[Extracted data entries]
--- BEGIN ---

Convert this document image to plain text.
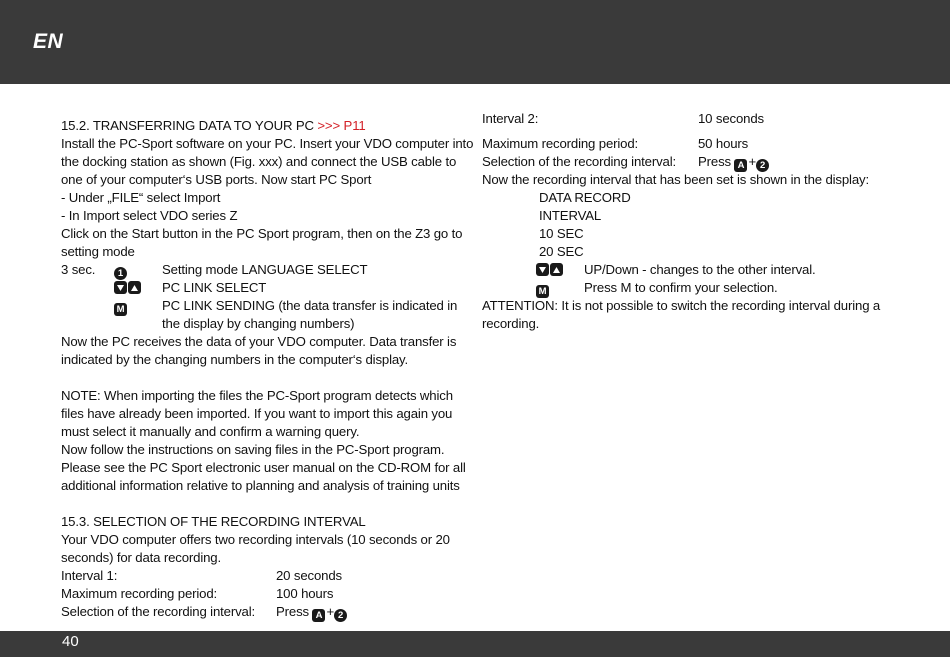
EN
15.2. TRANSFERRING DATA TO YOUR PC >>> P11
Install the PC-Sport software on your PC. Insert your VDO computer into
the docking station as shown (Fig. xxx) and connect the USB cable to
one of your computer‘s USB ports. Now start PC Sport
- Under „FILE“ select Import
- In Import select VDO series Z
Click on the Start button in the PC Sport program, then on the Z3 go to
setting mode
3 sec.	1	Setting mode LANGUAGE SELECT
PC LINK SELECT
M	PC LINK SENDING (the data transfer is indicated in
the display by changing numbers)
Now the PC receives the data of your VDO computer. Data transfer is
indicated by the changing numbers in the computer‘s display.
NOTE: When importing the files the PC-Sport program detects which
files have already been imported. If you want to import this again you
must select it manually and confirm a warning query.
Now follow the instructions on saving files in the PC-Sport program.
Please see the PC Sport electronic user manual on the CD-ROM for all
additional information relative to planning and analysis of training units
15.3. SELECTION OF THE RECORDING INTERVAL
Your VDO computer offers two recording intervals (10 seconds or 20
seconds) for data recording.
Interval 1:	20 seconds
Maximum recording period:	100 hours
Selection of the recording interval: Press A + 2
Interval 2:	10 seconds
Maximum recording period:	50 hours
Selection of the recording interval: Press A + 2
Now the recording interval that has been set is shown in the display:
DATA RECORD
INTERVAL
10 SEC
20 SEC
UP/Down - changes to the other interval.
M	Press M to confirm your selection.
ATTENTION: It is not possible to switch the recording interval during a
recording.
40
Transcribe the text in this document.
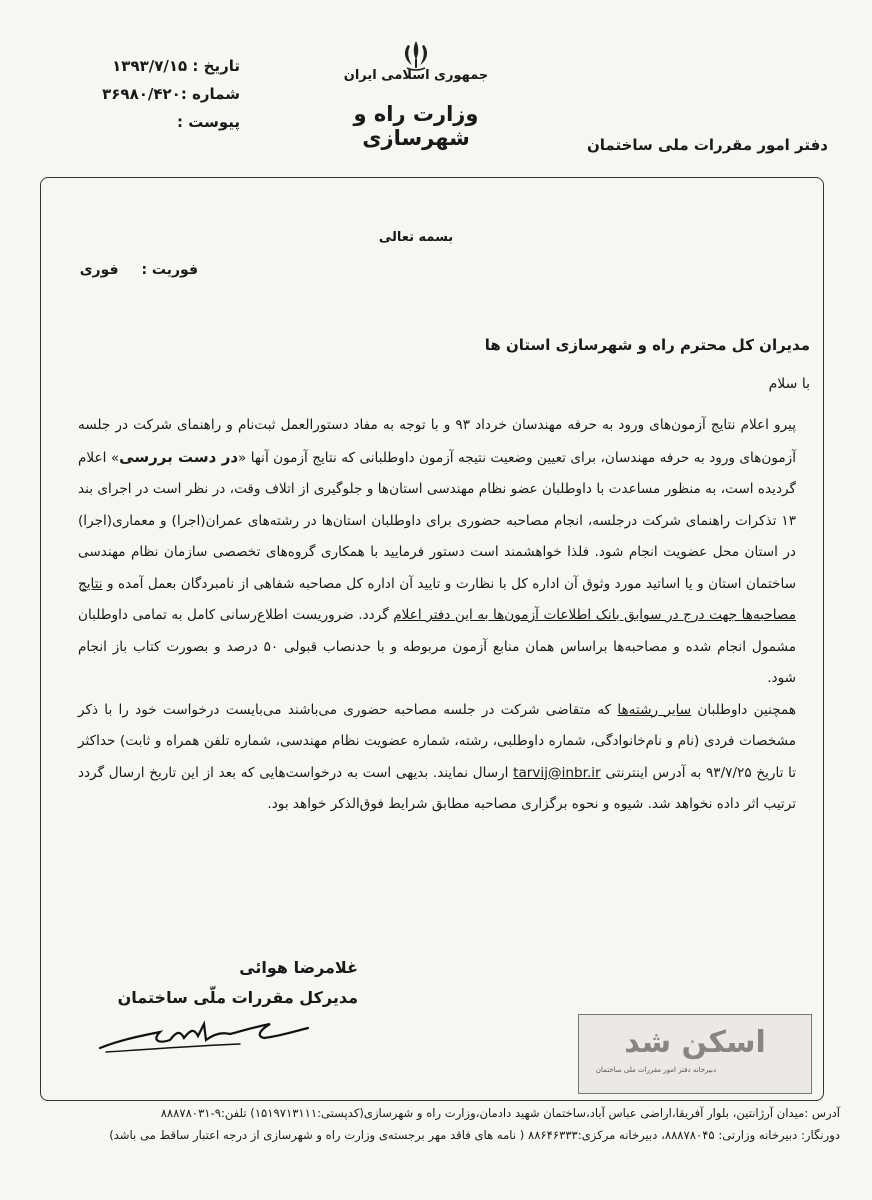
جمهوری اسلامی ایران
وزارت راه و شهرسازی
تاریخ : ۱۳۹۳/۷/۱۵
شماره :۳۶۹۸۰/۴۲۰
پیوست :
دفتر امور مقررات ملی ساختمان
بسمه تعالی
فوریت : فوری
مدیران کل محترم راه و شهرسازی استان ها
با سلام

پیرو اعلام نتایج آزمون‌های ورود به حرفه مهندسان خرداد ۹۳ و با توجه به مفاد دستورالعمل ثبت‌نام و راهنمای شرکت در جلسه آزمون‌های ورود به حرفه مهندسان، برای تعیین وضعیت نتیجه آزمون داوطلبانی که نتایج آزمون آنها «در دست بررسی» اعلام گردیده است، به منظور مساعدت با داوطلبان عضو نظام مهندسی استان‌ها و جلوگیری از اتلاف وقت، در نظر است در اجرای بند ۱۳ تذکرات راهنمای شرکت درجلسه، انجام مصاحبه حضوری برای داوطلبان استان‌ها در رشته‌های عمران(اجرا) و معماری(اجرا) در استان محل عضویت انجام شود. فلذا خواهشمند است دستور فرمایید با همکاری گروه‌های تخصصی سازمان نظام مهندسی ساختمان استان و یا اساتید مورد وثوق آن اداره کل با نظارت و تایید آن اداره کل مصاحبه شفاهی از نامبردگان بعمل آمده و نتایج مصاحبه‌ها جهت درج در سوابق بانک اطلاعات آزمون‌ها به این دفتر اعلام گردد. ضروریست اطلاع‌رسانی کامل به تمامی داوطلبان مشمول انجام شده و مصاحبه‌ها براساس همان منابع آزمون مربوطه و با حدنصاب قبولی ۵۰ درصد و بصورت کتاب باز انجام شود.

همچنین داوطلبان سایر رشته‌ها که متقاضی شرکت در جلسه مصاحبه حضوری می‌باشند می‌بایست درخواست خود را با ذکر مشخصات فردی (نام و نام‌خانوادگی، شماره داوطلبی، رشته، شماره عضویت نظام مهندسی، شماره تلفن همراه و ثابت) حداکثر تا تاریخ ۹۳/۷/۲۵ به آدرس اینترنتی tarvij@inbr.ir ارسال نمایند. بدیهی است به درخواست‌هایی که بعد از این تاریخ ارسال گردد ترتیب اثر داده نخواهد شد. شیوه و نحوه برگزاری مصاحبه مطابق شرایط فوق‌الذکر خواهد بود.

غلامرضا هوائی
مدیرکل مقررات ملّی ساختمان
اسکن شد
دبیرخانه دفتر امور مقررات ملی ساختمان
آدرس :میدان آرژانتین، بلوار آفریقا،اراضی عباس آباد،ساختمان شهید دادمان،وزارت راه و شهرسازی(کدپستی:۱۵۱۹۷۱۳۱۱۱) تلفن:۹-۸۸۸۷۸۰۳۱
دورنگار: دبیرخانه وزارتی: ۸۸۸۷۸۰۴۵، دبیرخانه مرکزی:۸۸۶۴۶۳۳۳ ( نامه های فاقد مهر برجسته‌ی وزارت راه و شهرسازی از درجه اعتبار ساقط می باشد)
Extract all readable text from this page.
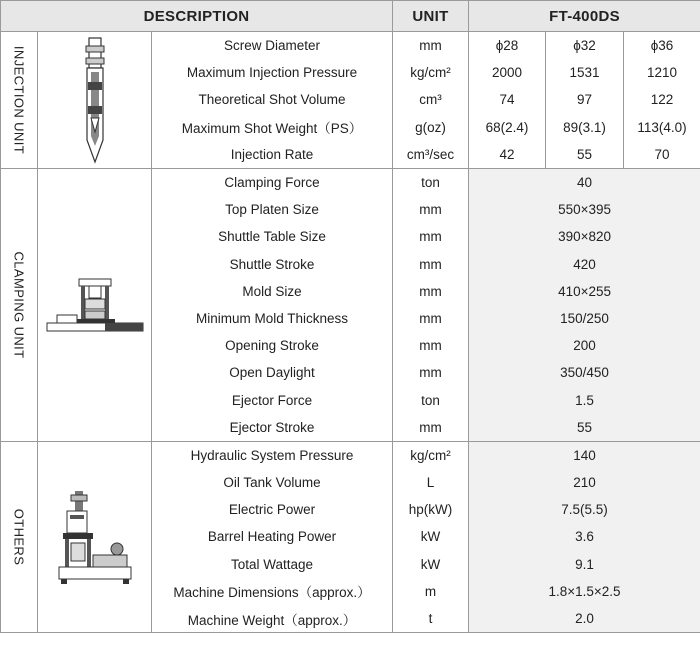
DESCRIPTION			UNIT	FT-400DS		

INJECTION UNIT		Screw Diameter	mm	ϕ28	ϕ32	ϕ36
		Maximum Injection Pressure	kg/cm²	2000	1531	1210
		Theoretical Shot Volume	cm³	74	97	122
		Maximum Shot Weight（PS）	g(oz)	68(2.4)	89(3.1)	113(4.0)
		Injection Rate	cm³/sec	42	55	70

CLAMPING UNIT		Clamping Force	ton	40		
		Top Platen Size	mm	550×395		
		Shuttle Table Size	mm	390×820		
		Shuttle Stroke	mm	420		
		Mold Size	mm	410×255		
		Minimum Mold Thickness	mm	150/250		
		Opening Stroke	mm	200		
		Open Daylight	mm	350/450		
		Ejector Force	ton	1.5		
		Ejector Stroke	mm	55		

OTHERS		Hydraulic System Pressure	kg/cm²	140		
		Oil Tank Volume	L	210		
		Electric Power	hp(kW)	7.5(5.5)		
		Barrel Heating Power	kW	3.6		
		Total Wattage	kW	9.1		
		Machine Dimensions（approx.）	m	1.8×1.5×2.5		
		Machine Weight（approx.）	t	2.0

--- END ---

Using the records above, list each line that includes "text".

• _Solution to the exercise_:
Convert this document image to plain text.
Transcribe the text in this document.
Extract all readable text from this page.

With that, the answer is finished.